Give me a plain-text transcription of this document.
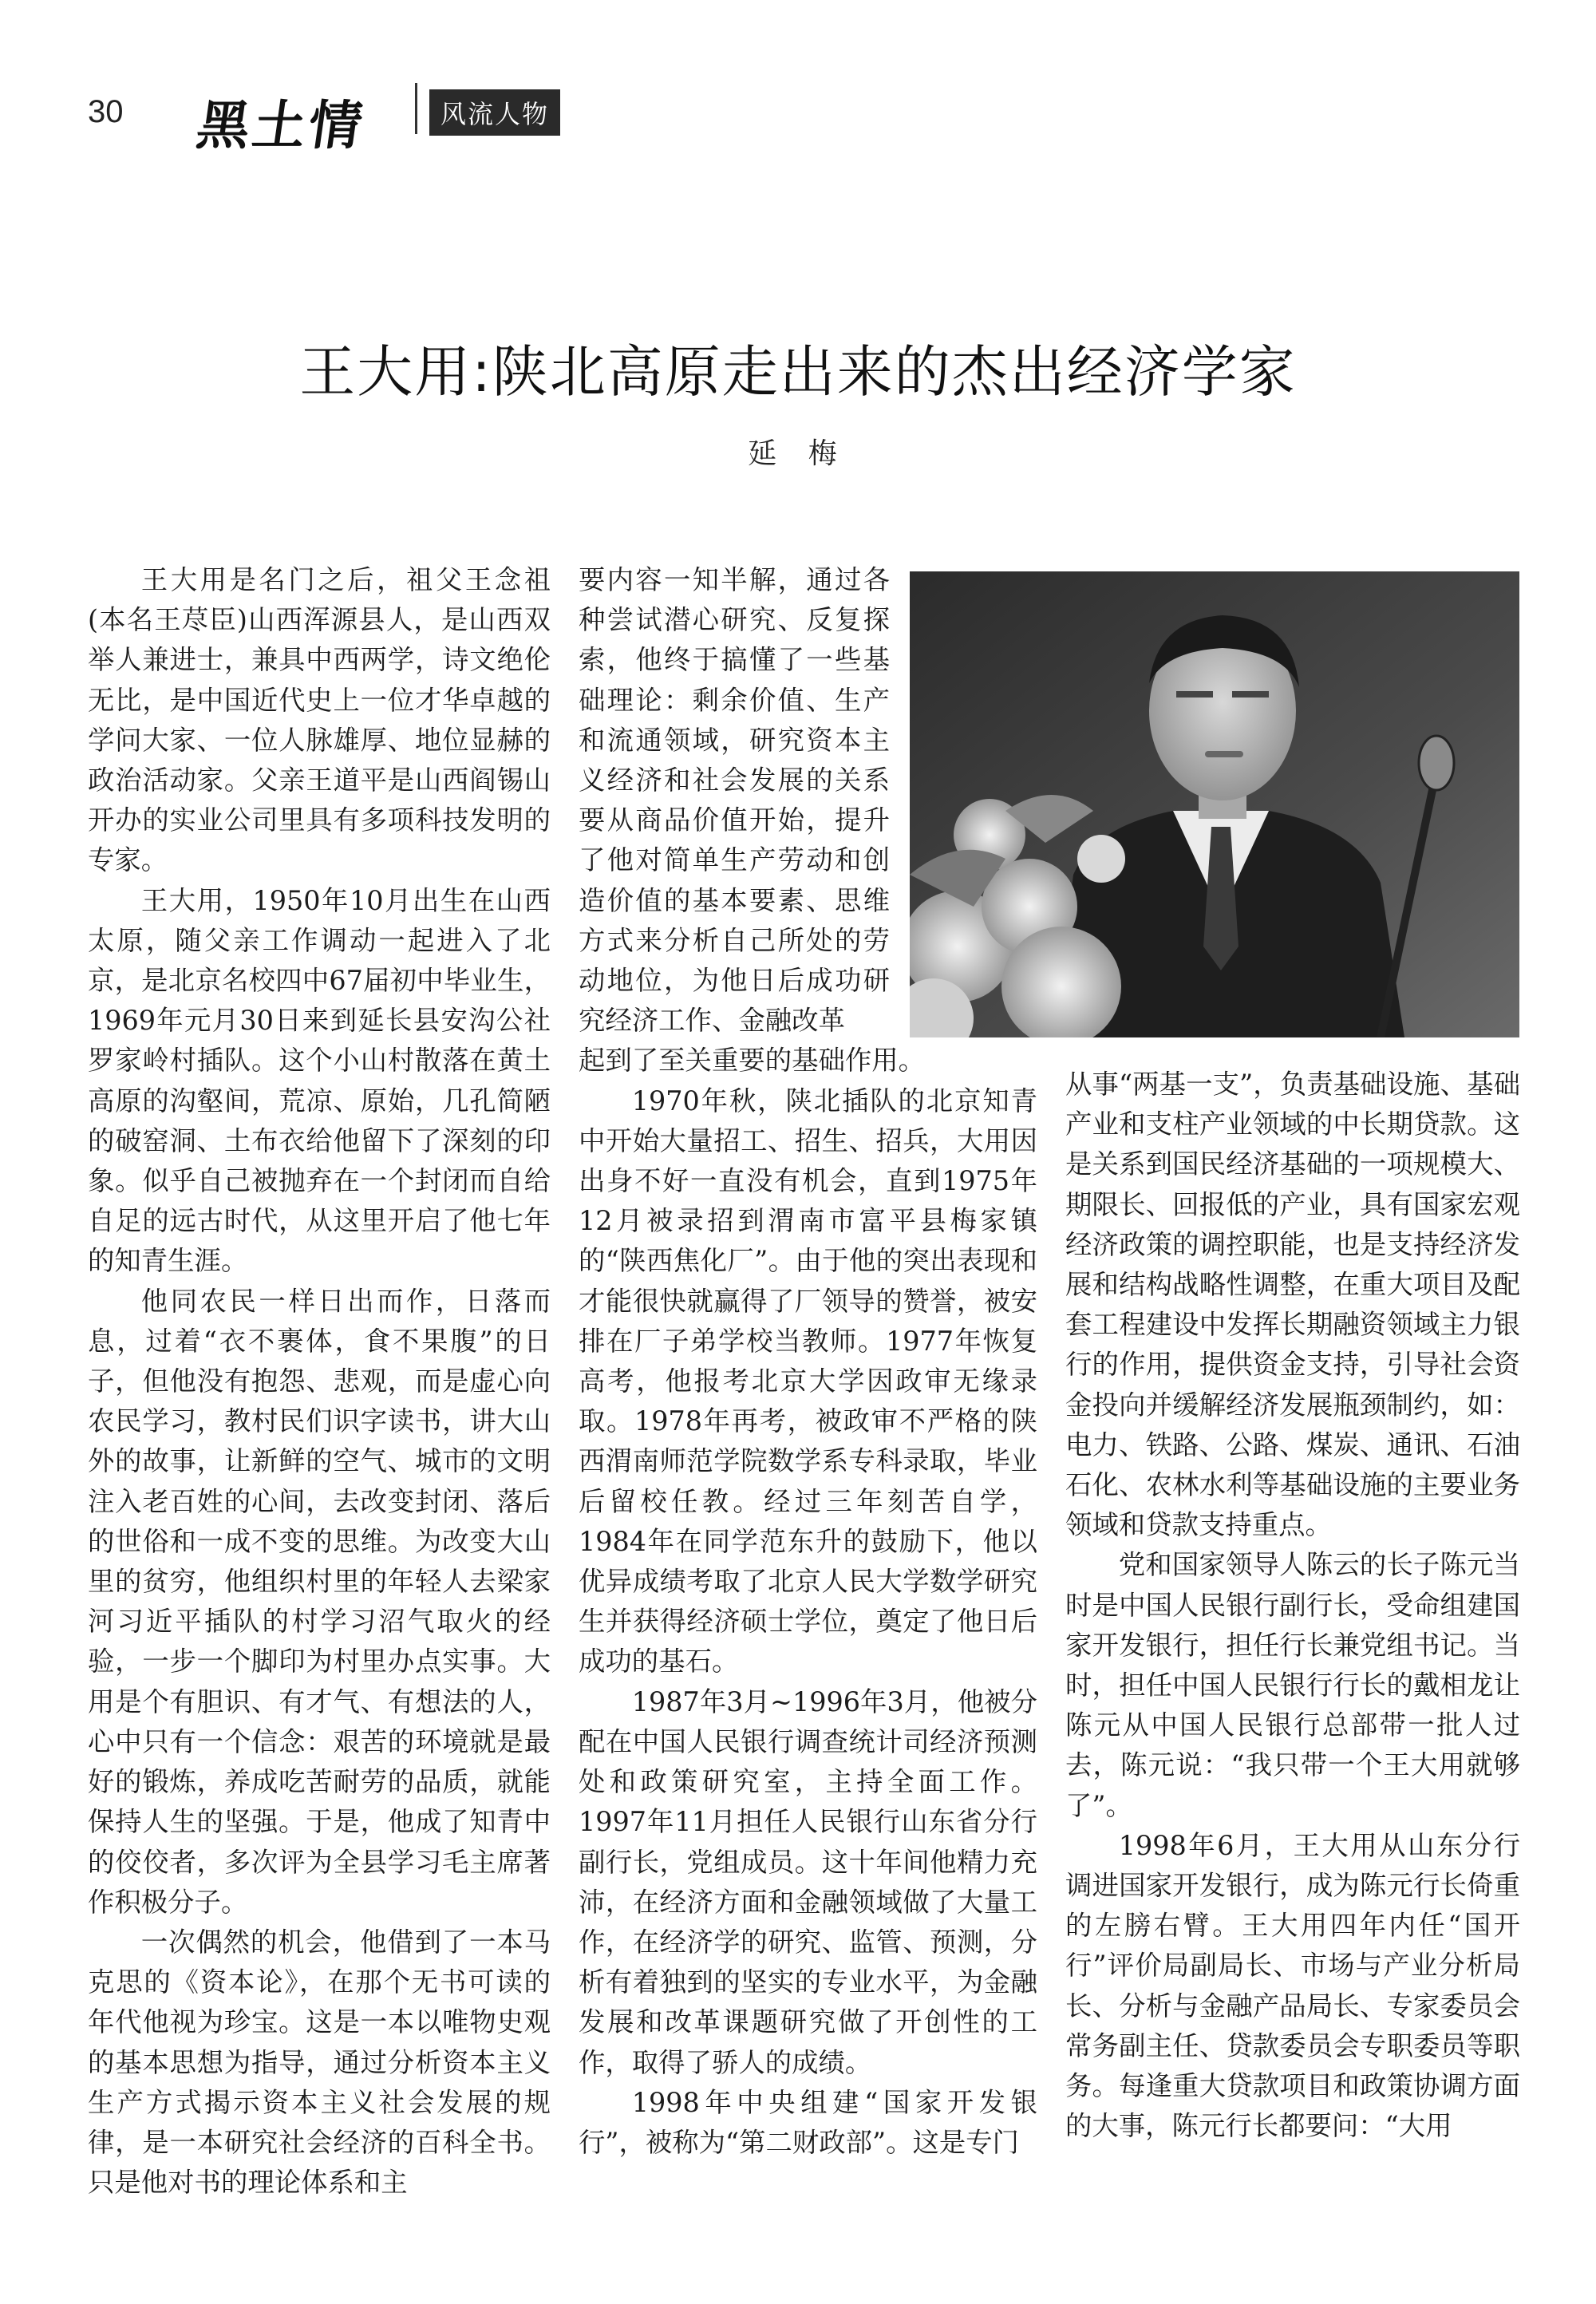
30 黑土情	风流人物
王大用:陕北高原走出来的杰出经济学家
延 梅

王大用是名门之后，祖父王念祖(本名王荩臣)山西浑源县人，是山西双举人兼进士，兼具中西两学，诗文绝伦无比，是中国近代史上一位才华卓越的学问大家、一位人脉雄厚、地位显赫的政治活动家。父亲王道平是山西阎锡山开办的实业公司里具有多项科技发明的专家。

王大用，1950年10月出生在山西太原，随父亲工作调动一起进入了北京，是北京名校四中67届初中毕业生，1969年元月30日来到延长县安沟公社罗家岭村插队。这个小山村散落在黄土高原的沟壑间，荒凉、原始，几孔简陋的破窑洞、土布衣给他留下了深刻的印象。似乎自己被抛弃在一个封闭而自给自足的远古时代，从这里开启了他七年的知青生涯。

他同农民一样日出而作，日落而息，过着“衣不裹体，食不果腹”的日子，但他没有抱怨、悲观，而是虚心向农民学习，教村民们识字读书，讲大山外的故事，让新鲜的空气、城市的文明注入老百姓的心间，去改变封闭、落后的世俗和一成不变的思维。为改变大山里的贫穷，他组织村里的年轻人去梁家河习近平插队的村学习沼气取火的经验，一步一个脚印为村里办点实事。大用是个有胆识、有才气、有想法的人，心中只有一个信念：艰苦的环境就是最好的锻炼，养成吃苦耐劳的品质，就能保持人生的坚强。于是，他成了知青中的佼佼者，多次评为全县学习毛主席著作积极分子。

一次偶然的机会，他借到了一本马克思的《资本论》，在那个无书可读的年代他视为珍宝。这是一本以唯物史观的基本思想为指导，通过分析资本主义生产方式揭示资本主义社会发展的规律，是一本研究社会经济的百科全书。只是他对书的理论体系和主

要内容一知半解，通过各种尝试潜心研究、反复探索，他终于搞懂了一些基础理论：剩余价值、生产和流通领域，研究资本主义经济和社会发展的关系要从商品价值开始，提升了他对简单生产劳动和创造价值的基本要素、思维方式来分析自己所处的劳动地位，为他日后成功研究经济工作、金融改革

起到了至关重要的基础作用。

1970年秋，陕北插队的北京知青中开始大量招工、招生、招兵，大用因出身不好一直没有机会，直到1975年12月被录招到渭南市富平县梅家镇的“陕西焦化厂”。由于他的突出表现和才能很快就赢得了厂领导的赞誉，被安排在厂子弟学校当教师。1977年恢复高考，他报考北京大学因政审无缘录取。1978年再考，被政审不严格的陕西渭南师范学院数学系专科录取，毕业后留校任教。经过三年刻苦自学，1984年在同学范东升的鼓励下，他以优异成绩考取了北京人民大学数学研究生并获得经济硕士学位，奠定了他日后成功的基石。

1987年3月~1996年3月，他被分配在中国人民银行调查统计司经济预测处和政策研究室，主持全面工作。1997年11月担任人民银行山东省分行副行长，党组成员。这十年间他精力充沛，在经济方面和金融领域做了大量工作，在经济学的研究、监管、预测，分析有着独到的坚实的专业水平，为金融发展和改革课题研究做了开创性的工作，取得了骄人的成绩。

1998年中央组建“国家开发银行”，被称为“第二财政部”。这是专门

从事“两基一支”，负责基础设施、基础产业和支柱产业领域的中长期贷款。这是关系到国民经济基础的一项规模大、期限长、回报低的产业，具有国家宏观经济政策的调控职能，也是支持经济发展和结构战略性调整，在重大项目及配套工程建设中发挥长期融资领域主力银行的作用，提供资金支持，引导社会资金投向并缓解经济发展瓶颈制约，如：电力、铁路、公路、煤炭、通讯、石油石化、农林水利等基础设施的主要业务领域和贷款支持重点。

党和国家领导人陈云的长子陈元当时是中国人民银行副行长，受命组建国家开发银行，担任行长兼党组书记。当时，担任中国人民银行行长的戴相龙让陈元从中国人民银行总部带一批人过去，陈元说：“我只带一个王大用就够了”。

1998年6月，王大用从山东分行调进国家开发银行，成为陈元行长倚重的左膀右臂。王大用四年内任“国开行”评价局副局长、市场与产业分析局长、分析与金融产品局长、专家委员会常务副主任、贷款委员会专职委员等职务。每逢重大贷款项目和政策协调方面的大事，陈元行长都要问：“大用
────
Go back to the records above and write them out exactly, without the pictures.

◆ **Output of the exercise**
Give me a plain-text transcription of this document.
30 黑土情	风流人物
王大用:陕北高原走出来的杰出经济学家
延 梅

王大用是名门之后，祖父王念祖(本名王荩臣)山西浑源县人，是山西双举人兼进士，兼具中西两学，诗文绝伦无比，是中国近代史上一位才华卓越的学问大家、一位人脉雄厚、地位显赫的政治活动家。父亲王道平是山西阎锡山开办的实业公司里具有多项科技发明的专家。

王大用，1950年10月出生在山西太原，随父亲工作调动一起进入了北京，是北京名校四中67届初中毕业生，1969年元月30日来到延长县安沟公社罗家岭村插队。这个小山村散落在黄土高原的沟壑间，荒凉、原始，几孔简陋的破窑洞、土布衣给他留下了深刻的印象。似乎自己被抛弃在一个封闭而自给自足的远古时代，从这里开启了他七年的知青生涯。

他同农民一样日出而作，日落而息，过着“衣不裹体，食不果腹”的日子，但他没有抱怨、悲观，而是虚心向农民学习，教村民们识字读书，讲大山外的故事，让新鲜的空气、城市的文明注入老百姓的心间，去改变封闭、落后的世俗和一成不变的思维。为改变大山里的贫穷，他组织村里的年轻人去梁家河习近平插队的村学习沼气取火的经验，一步一个脚印为村里办点实事。大用是个有胆识、有才气、有想法的人，心中只有一个信念：艰苦的环境就是最好的锻炼，养成吃苦耐劳的品质，就能保持人生的坚强。于是，他成了知青中的佼佼者，多次评为全县学习毛主席著作积极分子。

一次偶然的机会，他借到了一本马克思的《资本论》，在那个无书可读的年代他视为珍宝。这是一本以唯物史观的基本思想为指导，通过分析资本主义生产方式揭示资本主义社会发展的规律，是一本研究社会经济的百科全书。只是他对书的理论体系和主

要内容一知半解，通过各种尝试潜心研究、反复探索，他终于搞懂了一些基础理论：剩余价值、生产和流通领域，研究资本主义经济和社会发展的关系要从商品价值开始，提升了他对简单生产劳动和创造价值的基本要素、思维方式来分析自己所处的劳动地位，为他日后成功研究经济工作、金融改革

起到了至关重要的基础作用。

1970年秋，陕北插队的北京知青中开始大量招工、招生、招兵，大用因出身不好一直没有机会，直到1975年12月被录招到渭南市富平县梅家镇的“陕西焦化厂”。由于他的突出表现和才能很快就赢得了厂领导的赞誉，被安排在厂子弟学校当教师。1977年恢复高考，他报考北京大学因政审无缘录取。1978年再考，被政审不严格的陕西渭南师范学院数学系专科录取，毕业后留校任教。经过三年刻苦自学，1984年在同学范东升的鼓励下，他以优异成绩考取了北京人民大学数学研究生并获得经济硕士学位，奠定了他日后成功的基石。

1987年3月~1996年3月，他被分配在中国人民银行调查统计司经济预测处和政策研究室，主持全面工作。1997年11月担任人民银行山东省分行副行长，党组成员。这十年间他精力充沛，在经济方面和金融领域做了大量工作，在经济学的研究、监管、预测，分析有着独到的坚实的专业水平，为金融发展和改革课题研究做了开创性的工作，取得了骄人的成绩。

1998年中央组建“国家开发银行”，被称为“第二财政部”。这是专门

从事“两基一支”，负责基础设施、基础产业和支柱产业领域的中长期贷款。这是关系到国民经济基础的一项规模大、期限长、回报低的产业，具有国家宏观经济政策的调控职能，也是支持经济发展和结构战略性调整，在重大项目及配套工程建设中发挥长期融资领域主力银行的作用，提供资金支持，引导社会资金投向并缓解经济发展瓶颈制约，如：电力、铁路、公路、煤炭、通讯、石油石化、农林水利等基础设施的主要业务领域和贷款支持重点。

党和国家领导人陈云的长子陈元当时是中国人民银行副行长，受命组建国家开发银行，担任行长兼党组书记。当时，担任中国人民银行行长的戴相龙让陈元从中国人民银行总部带一批人过去，陈元说：“我只带一个王大用就够了”。

1998年6月，王大用从山东分行调进国家开发银行，成为陈元行长倚重的左膀右臂。王大用四年内任“国开行”评价局副局长、市场与产业分析局长、分析与金融产品局长、专家委员会常务副主任、贷款委员会专职委员等职务。每逢重大贷款项目和政策协调方面的大事，陈元行长都要问：“大用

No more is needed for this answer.